• EXERCISE INSTRUCTIONS
(1) List every person named in the Milk St interview.
(2) Carry the Milk St interview forward from its final sentence.

• SOURCE PASSAGE

A breath of fresh air, Maine’s very own Milk St is finally blessing the public with new music—and I got to talk to them about it. Jonah (he/him), Jordan (all pronouns), and Harry (he/him) met with me right before their show at the New Brunswick venue ‘Sunday School’ and let me into the future—not so far away now—plans for the band.
PHOTO: KENZIE TRIKOUROS
Angie: I want to start asking you about the origin of the band. How did you come up with the name? How did you guys come together to do what you do? What’s your purpose? What do you expect to do with the band? Go ahead.
Jonah: So, I started writing a lot of the songs when I was fourteen. I started playing guitar when I was eight, and then writing when I was like twelve. I didn’t have bandmates growing up, so I had a lot of rough demos, and then I moved to Bangor, Maine and I met Harry there. I had started at a different band—or the same band, a different name. We released our first LP, but it ended up being more of like a demo tape type thing. Without Harry involved. I started writing, working, and brought back a lot of songs I wrote when I was 14 to 17. And some new ones. Our bassist at the time was named Gabe, and we wrote this album called Vermont. I met Jordan with Gabe at a Slaughter Beach Dog show.

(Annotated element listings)
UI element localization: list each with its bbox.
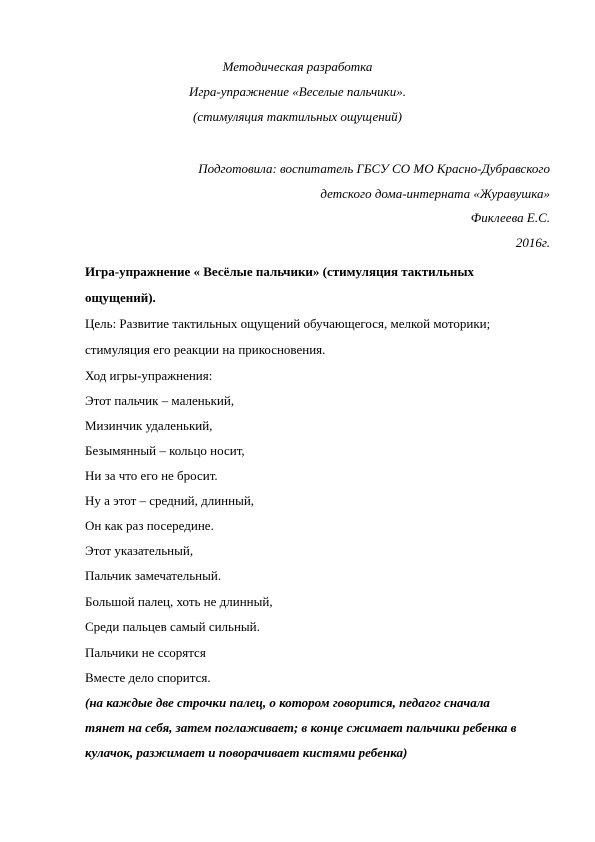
poem-line: Большой палец, хоть не длинный,: [85, 594, 273, 609]
signature-line-3: Фиклеева Е.С.: [470, 210, 550, 225]
instruction-note-line: тянет на себя, затем поглаживает; в конце сжимает пальчики ребенка в: [85, 720, 517, 735]
poem-line: Он как раз посередине.: [85, 518, 214, 533]
header-line-1: Методическая разработка: [222, 59, 373, 74]
goal-line-1: Цель: Развитие тактильных ощущений обучающегося, мелкой моторики;: [85, 316, 491, 331]
title-line-1: Игра-упражнение « Весёлые пальчики» (стимуляция тактильных: [85, 264, 474, 279]
title-line-2: ощущений).: [85, 290, 156, 305]
poem-line: Вместе дело спорится.: [85, 670, 211, 685]
poem-line: Этот указательный,: [85, 543, 194, 558]
goal-line-2: стимуляция его реакции на прикосновения.: [85, 342, 326, 357]
instruction-note-line: (на каждые две строчки палец, о котором говорится, педагог сначала: [85, 695, 490, 710]
poem-line: Ни за что его не бросит.: [85, 468, 218, 483]
poem-line: Безымянный – кольцо носит,: [85, 443, 245, 458]
poem-line: Пальчики не ссорятся: [85, 645, 206, 660]
poem-line: Этот пальчик – маленький,: [85, 393, 235, 408]
poem-line: Пальчик замечательный.: [85, 568, 222, 583]
poem-line: Среди пальцев самый сильный.: [85, 619, 260, 634]
course-heading: Ход игры-упражнения:: [85, 368, 213, 383]
poem-line: Мизинчик удаленький,: [85, 418, 213, 433]
signature-line-2: детского дома-интерната «Журавушка»: [320, 186, 550, 201]
signature-line-4: 2016г.: [515, 235, 550, 250]
header-line-3: (стимуляция тактильных ощущений): [192, 109, 402, 124]
signature-line-1: Подготовила: воспитатель ГБСУ СО МО Красно-Дубравского: [198, 161, 550, 176]
poem-line: Ну а этот – средний, длинный,: [85, 493, 255, 508]
instruction-note-line: кулачок, разжимает и поворачивает кистями ребенка): [85, 745, 408, 760]
header-line-2: Игра-упражнение «Веселые пальчики».: [188, 84, 407, 99]
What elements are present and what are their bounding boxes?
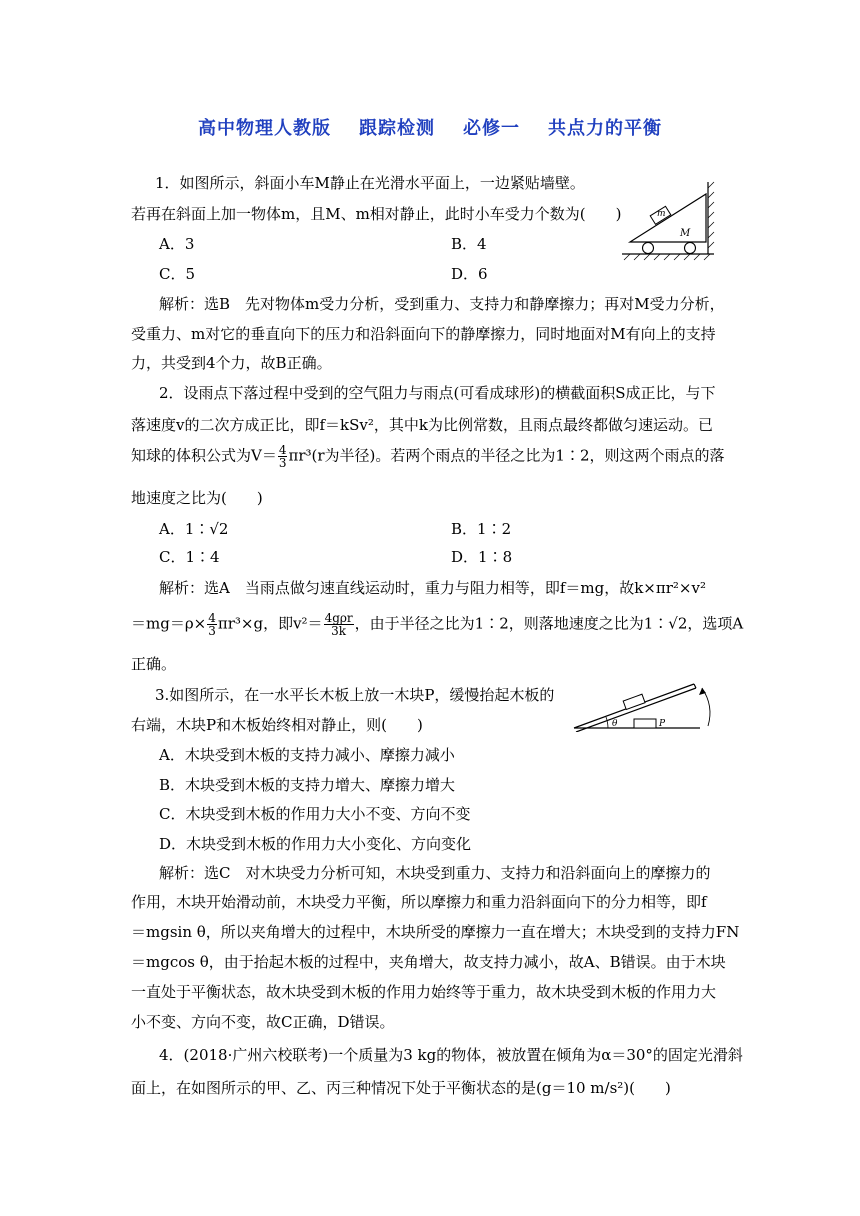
q3-solution-line-3: ＝mgsin θ，所以夹角增大的过程中，木块所受的摩擦力一直在增大；木块受到的支持力FN xyxy=(131,923,740,941)
block-P xyxy=(634,719,656,728)
q2-line-2: 落速度v的二次方成正比，即f＝kSv²，其中k为比例常数，且雨点最终都做匀速运动。已 xyxy=(131,416,713,434)
frac-den: 3k xyxy=(331,624,347,638)
q3-solution-line-4: ＝mgcos θ，由于抬起木板的过程中，夹角增大，故支持力减小，故A、B错误。由于木块 xyxy=(131,953,726,971)
q2-line-3 xyxy=(131,444,725,469)
q3-solution-line-6: 小不变、方向不变，故C正确，D错误。 xyxy=(131,1013,395,1031)
cart-wheel-right xyxy=(685,243,696,254)
q2-option-b: B．1∶2 xyxy=(451,520,512,538)
frac-num: 4 xyxy=(278,443,287,457)
label-m: m xyxy=(657,209,666,219)
q2-option-a: A．1∶√2 xyxy=(159,520,229,538)
angle-arc xyxy=(606,717,608,728)
q2-line-4: 地速度之比为( ) xyxy=(131,489,263,507)
cart-wedge xyxy=(630,194,706,242)
title-part-2: 跟踪检测 xyxy=(359,118,435,139)
q3-option-b: B．木块受到木板的支持力增大、摩擦力增大 xyxy=(159,776,456,794)
q1-cart-figure xyxy=(618,178,724,262)
q2-option-d: D．1∶8 xyxy=(451,548,513,566)
q2-solution-fraction-4-3 xyxy=(207,612,217,637)
q4-line-2: 面上，在如图所示的甲、乙、丙三种情况下处于平衡状态的是(g＝10 m/s²)( ) xyxy=(131,1079,671,1097)
q1-option-c: C．5 xyxy=(159,265,196,283)
q1-line-1: 1．如图所示，斜面小车M静止在光滑水平面上，一边紧贴墙壁。 xyxy=(155,174,585,192)
q1-line-2: 若再在斜面上加一物体m，且M、m相对静止，此时小车受力个数为( ) xyxy=(131,205,622,223)
q1-option-d: D．6 xyxy=(451,265,488,283)
q2-solution-part-3: ，由于半径之比为1∶2，则落地速度之比为1∶√2，选项A xyxy=(354,614,744,633)
q2-solution-line-1: 解析：选A 当雨点做匀速直线运动时，重力与阻力相等，即f＝mg，故k×πr²×v² xyxy=(159,579,706,597)
q4-line-1: 4．(2018·广州六校联考)一个质量为3 kg的物体，被放置在倾角为α＝30°的固定光滑斜 xyxy=(159,1046,743,1064)
q3-solution-line-2: 作用，木块开始滑动前，木块受力平衡，所以摩擦力和重力沿斜面向下的分力相等，即f xyxy=(131,893,707,911)
q2-option-c: C．1∶4 xyxy=(159,548,220,566)
q1-option-b: B．4 xyxy=(451,235,487,253)
q3-solution-line-5: 一直处于平衡状态，故木块受到木板的作用力始终等于重力，故木块受到木板的作用力大 xyxy=(131,983,717,1001)
q3-line-1: 3.如图所示，在一水平长木板上放一木块P，缓慢抬起木板的 xyxy=(155,686,555,704)
title-part-3: 必修一 xyxy=(463,118,520,139)
q3-board-figure xyxy=(570,676,720,732)
q1-solution-line-1: 解析：选B 先对物体m受力分析，受到重力、支持力和静摩擦力；再对M受力分析， xyxy=(159,295,725,313)
q1-solution-line-2: 受重力、m对它的垂直向下的压力和沿斜面向下的静摩擦力，同时地面对M有向上的支持 xyxy=(131,325,716,343)
q1-solution-line-3: 力，共受到4个力，故B正确。 xyxy=(131,354,332,372)
q2-line-3-start: 知球的体积公式为V＝ xyxy=(131,446,277,465)
frac-den: 3 xyxy=(208,624,216,638)
q1-option-a: A．3 xyxy=(159,235,195,253)
label-M: M xyxy=(680,228,691,239)
cart-wheel-left xyxy=(643,243,654,254)
q2-solution-line-3: 正确。 xyxy=(131,655,177,673)
q2-line-1: 2．设雨点下落过程中受到的空气阻力与雨点(可看成球形)的横截面积S成正比，与下 xyxy=(159,384,716,402)
q2-solution-fraction-velocity xyxy=(324,612,354,637)
q2-solution-part-1: ＝mg＝ρ× xyxy=(131,614,207,633)
q3-option-d: D．木块受到木板的作用力大小变化、方向变化 xyxy=(159,835,472,853)
frac-den: 3 xyxy=(278,456,287,470)
block-on-slope xyxy=(623,694,645,709)
q2-solution-part-2: πr³×g，即v²＝ xyxy=(217,614,323,633)
q3-line-2: 右端，木块P和木板始终相对静止，则( ) xyxy=(131,716,423,734)
q3-option-a: A．木块受到木板的支持力减小、摩擦力减小 xyxy=(159,746,455,764)
label-P: P xyxy=(659,719,666,729)
q2-fraction-4-3 xyxy=(278,444,288,469)
q3-solution-line-1: 解析：选C 对木块受力分析可知，木块受到重力、支持力和沿斜面向上的摩擦力的 xyxy=(159,864,711,882)
frac-num: 4gρr xyxy=(324,611,353,625)
q3-option-c: C．木块受到木板的作用力大小不变、方向不变 xyxy=(159,805,471,823)
q2-line-3-end: πr³(r为半径)。若两个雨点的半径之比为1∶2，则这两个雨点的落 xyxy=(288,446,725,465)
frac-num: 4 xyxy=(208,611,216,625)
title-part-4: 共点力的平衡 xyxy=(548,118,662,139)
q2-solution-line-2 xyxy=(131,612,743,637)
page-title xyxy=(0,114,860,140)
label-theta: θ xyxy=(612,719,618,729)
title-part-1: 高中物理人教版 xyxy=(198,118,331,139)
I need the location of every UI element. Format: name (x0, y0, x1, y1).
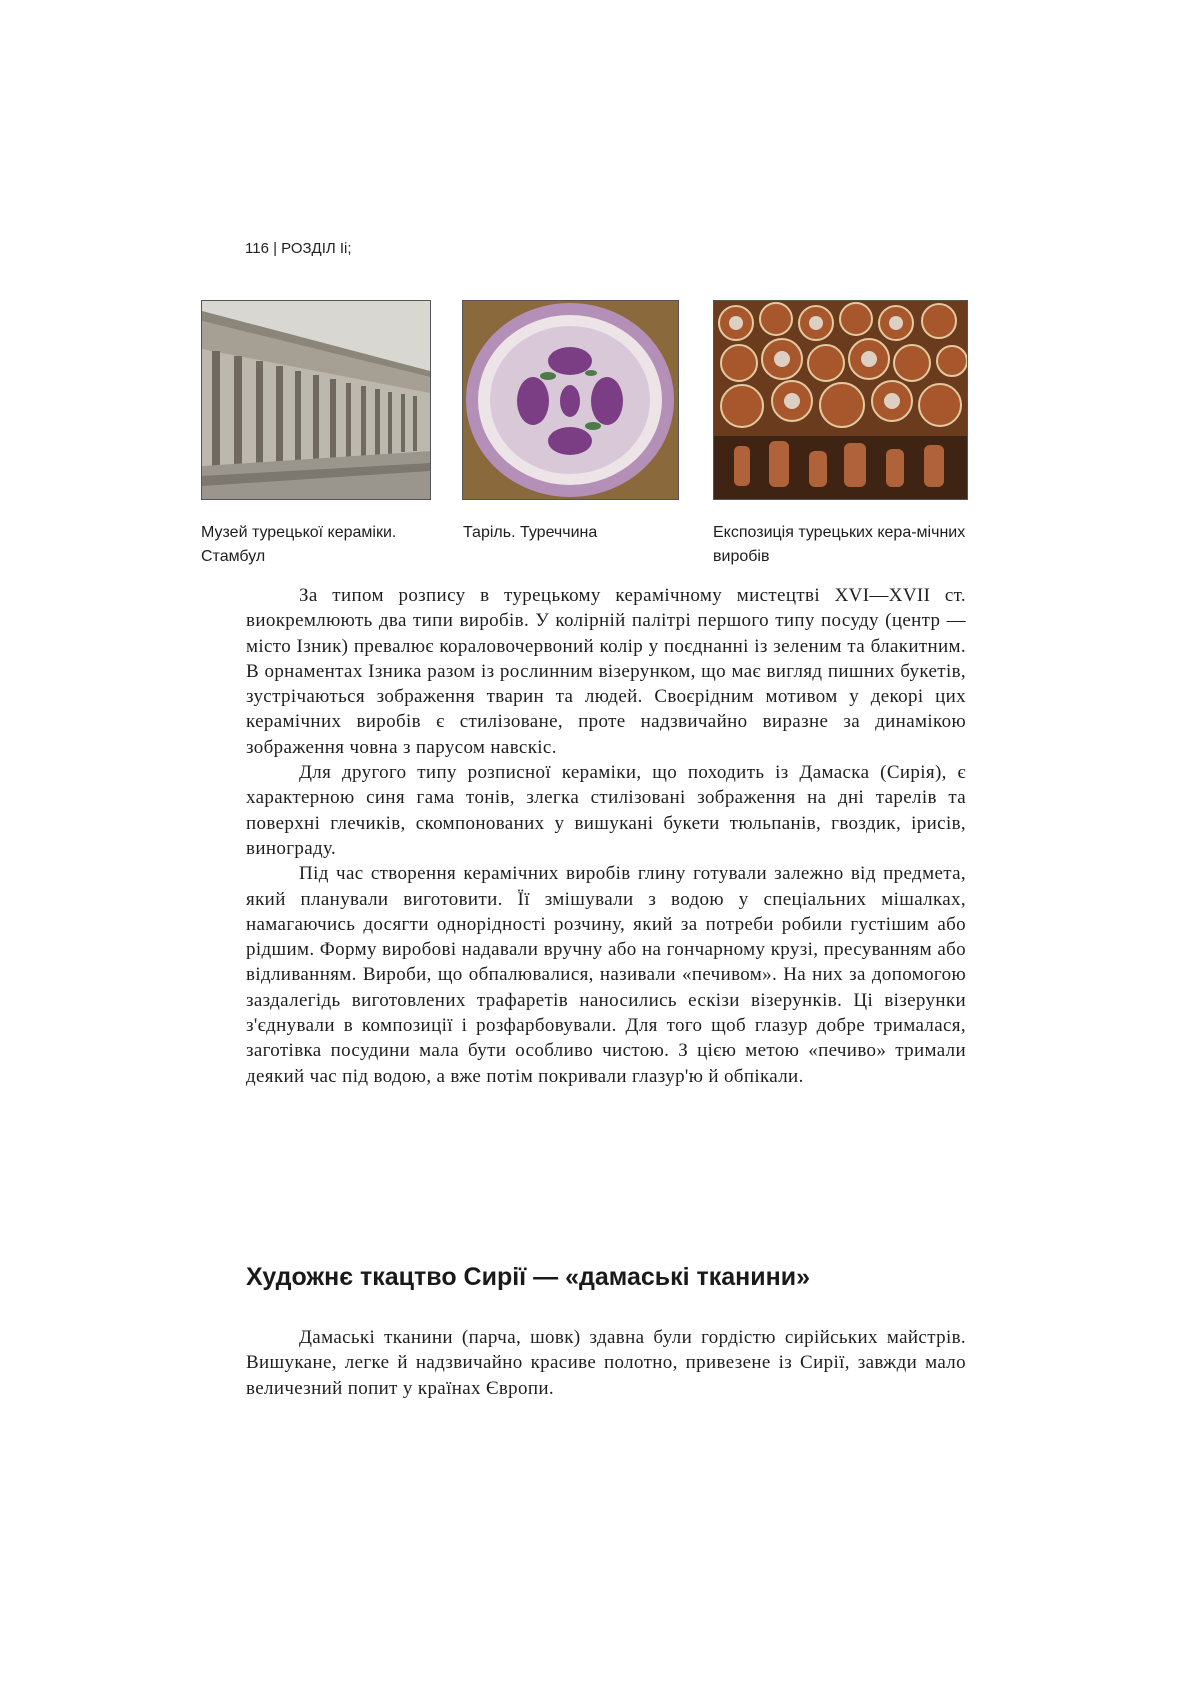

• RESPONSES BY TASK
(1) Jonah, Jordan, Harry, Kenzie Trikouros, Angie, Gabe

(2)
Harry: Or Tiger Show. We can’t remember.
Jonah: We just kept in touch. They were in other bands. Harry wrote all the drums and ended up writing a lot of the guitar for that Vermont record. Then it just snowballed. We ended up playing like a hundred and seventy shows in 2024. We did like a huge forty-day tour from Ottawa to Maine, Chicago, Toronto, in Florida and back. It’s always been kind of a family thing. Harry’s not going to be touring with us anymore as much. Only local shows and stuff, but we’re gonna still write together. And Jordan’s one of like two or three bassists that I have. So, it’s like whoever I’m around at a given time ends up being involved with the project.
Angie: What can you tell me about the name of the band? How did you come to be Milk St?
Jonah: This happened in Boston. Gabe and I had bonded over Joyce Manor a lot. And we went and saw them finally, and we were trying to get back to Maine really fast because we had school the next day. We were going to college. So, we whipped out of there as fast as we could. We were talking about a name for the band, and we almost rolled our van into this huge white sign that said Milk Street. Massive, and Gabe was like “that’s the name then”. It was called Spaced before. So, they ended up releasing the Vermont record with Harry, and then a year ago now, we recorded a record, and we just recorded a music video for it today. Jordan ended up doing vocals on it. So, it’s finally getting mastered and we’re getting music videos out this year.
Angie: So, you have a record already?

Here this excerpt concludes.